#### Extracted records
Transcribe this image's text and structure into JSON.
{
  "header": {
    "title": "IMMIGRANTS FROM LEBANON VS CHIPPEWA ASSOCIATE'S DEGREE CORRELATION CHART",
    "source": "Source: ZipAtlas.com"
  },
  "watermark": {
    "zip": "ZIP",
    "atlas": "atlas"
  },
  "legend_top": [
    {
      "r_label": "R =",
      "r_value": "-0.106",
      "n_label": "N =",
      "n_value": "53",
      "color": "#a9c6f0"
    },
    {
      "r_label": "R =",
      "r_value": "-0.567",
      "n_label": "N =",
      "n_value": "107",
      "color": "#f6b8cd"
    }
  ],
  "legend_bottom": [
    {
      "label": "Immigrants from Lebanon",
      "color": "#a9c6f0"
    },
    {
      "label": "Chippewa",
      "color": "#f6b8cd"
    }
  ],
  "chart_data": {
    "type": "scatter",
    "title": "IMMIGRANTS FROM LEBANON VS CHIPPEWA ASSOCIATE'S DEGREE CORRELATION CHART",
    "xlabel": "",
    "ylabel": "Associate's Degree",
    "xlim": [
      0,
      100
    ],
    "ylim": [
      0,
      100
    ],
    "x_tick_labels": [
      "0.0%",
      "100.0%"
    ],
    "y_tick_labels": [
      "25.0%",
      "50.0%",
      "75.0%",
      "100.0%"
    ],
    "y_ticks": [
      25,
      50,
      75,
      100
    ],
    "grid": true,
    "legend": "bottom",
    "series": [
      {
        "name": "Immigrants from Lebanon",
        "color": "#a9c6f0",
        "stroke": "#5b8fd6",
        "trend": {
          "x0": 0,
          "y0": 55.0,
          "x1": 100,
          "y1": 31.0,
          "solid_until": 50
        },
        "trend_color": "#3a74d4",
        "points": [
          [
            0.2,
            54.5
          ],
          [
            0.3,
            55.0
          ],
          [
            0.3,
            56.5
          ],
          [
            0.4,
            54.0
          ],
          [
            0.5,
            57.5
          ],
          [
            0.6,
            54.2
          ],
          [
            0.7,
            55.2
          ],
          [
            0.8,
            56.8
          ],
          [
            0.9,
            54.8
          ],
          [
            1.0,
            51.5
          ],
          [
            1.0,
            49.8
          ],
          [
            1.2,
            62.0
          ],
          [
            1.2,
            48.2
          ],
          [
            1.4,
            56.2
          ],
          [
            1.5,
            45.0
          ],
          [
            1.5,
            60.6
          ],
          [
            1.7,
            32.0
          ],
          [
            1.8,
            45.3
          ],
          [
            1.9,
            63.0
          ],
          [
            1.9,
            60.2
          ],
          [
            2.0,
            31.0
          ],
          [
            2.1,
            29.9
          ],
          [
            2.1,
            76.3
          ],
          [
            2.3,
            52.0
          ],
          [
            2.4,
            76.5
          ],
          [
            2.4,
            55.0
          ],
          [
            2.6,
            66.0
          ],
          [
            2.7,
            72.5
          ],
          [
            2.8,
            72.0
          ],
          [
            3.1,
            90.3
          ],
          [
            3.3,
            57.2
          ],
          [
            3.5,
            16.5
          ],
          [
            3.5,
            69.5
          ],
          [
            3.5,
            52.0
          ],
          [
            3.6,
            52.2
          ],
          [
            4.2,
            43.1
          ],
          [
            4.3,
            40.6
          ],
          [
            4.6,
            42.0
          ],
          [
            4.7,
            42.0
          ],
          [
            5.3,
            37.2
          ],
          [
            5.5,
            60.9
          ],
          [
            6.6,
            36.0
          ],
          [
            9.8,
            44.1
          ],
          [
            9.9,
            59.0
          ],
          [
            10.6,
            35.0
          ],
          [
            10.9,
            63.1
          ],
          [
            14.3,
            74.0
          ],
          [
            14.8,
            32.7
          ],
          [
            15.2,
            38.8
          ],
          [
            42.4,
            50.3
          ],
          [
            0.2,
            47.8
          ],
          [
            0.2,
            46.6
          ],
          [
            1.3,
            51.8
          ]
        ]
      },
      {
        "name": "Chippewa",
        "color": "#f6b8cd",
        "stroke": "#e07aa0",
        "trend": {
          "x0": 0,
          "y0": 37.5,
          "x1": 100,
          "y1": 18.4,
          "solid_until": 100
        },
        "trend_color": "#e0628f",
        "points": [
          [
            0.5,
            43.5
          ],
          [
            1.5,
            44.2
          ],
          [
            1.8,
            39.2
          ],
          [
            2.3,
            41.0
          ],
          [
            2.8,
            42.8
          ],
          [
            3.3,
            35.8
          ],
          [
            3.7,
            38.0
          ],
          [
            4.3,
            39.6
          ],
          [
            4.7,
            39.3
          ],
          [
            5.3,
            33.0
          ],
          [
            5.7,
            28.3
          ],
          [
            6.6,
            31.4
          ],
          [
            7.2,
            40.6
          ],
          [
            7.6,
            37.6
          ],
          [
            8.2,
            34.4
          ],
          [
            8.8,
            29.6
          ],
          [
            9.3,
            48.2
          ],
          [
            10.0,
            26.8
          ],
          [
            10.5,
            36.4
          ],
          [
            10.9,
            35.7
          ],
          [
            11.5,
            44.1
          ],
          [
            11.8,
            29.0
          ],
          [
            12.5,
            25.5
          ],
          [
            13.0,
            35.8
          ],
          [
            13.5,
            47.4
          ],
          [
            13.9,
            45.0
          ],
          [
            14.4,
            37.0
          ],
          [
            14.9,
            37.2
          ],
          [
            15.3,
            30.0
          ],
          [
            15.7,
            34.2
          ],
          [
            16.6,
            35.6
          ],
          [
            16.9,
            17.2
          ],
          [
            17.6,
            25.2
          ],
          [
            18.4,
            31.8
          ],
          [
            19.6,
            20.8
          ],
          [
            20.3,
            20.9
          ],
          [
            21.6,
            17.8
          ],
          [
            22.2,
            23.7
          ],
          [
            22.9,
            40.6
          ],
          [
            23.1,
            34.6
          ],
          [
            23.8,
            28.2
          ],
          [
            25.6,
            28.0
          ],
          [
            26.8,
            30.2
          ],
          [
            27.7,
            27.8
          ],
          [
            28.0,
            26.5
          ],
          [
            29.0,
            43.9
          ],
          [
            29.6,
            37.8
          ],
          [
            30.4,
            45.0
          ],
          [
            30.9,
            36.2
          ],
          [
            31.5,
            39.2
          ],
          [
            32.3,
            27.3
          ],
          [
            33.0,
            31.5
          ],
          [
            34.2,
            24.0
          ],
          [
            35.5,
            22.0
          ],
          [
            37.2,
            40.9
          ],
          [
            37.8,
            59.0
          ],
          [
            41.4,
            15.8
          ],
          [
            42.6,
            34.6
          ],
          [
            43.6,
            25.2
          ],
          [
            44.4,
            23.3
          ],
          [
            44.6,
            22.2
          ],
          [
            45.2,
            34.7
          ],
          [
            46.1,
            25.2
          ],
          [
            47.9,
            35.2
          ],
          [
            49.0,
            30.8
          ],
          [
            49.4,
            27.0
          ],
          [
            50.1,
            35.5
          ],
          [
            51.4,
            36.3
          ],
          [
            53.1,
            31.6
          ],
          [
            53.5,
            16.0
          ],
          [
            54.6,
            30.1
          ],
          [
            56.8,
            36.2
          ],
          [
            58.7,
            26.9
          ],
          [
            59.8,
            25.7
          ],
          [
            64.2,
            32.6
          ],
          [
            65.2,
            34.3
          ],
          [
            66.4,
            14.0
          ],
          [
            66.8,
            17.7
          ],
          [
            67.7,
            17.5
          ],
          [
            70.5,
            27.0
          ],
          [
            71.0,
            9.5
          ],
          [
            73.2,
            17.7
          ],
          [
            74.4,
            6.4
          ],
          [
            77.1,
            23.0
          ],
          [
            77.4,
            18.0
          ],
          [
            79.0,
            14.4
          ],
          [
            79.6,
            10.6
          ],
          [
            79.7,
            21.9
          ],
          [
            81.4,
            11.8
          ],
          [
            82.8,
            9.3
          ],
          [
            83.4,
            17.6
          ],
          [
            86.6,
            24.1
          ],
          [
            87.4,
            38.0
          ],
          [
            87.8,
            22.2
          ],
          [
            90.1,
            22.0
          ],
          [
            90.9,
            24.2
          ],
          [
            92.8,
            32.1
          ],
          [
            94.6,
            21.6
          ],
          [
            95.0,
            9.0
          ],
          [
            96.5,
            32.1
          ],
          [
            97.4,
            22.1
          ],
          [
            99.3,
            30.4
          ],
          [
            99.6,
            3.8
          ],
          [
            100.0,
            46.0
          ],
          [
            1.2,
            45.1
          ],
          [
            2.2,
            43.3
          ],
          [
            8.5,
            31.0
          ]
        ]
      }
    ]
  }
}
########
→ **Written request**
From the data above, gather every line that includes the word "name".

→ **Answer to the exercise**
        "name": "Immigrants from Lebanon",
        "name": "Chippewa",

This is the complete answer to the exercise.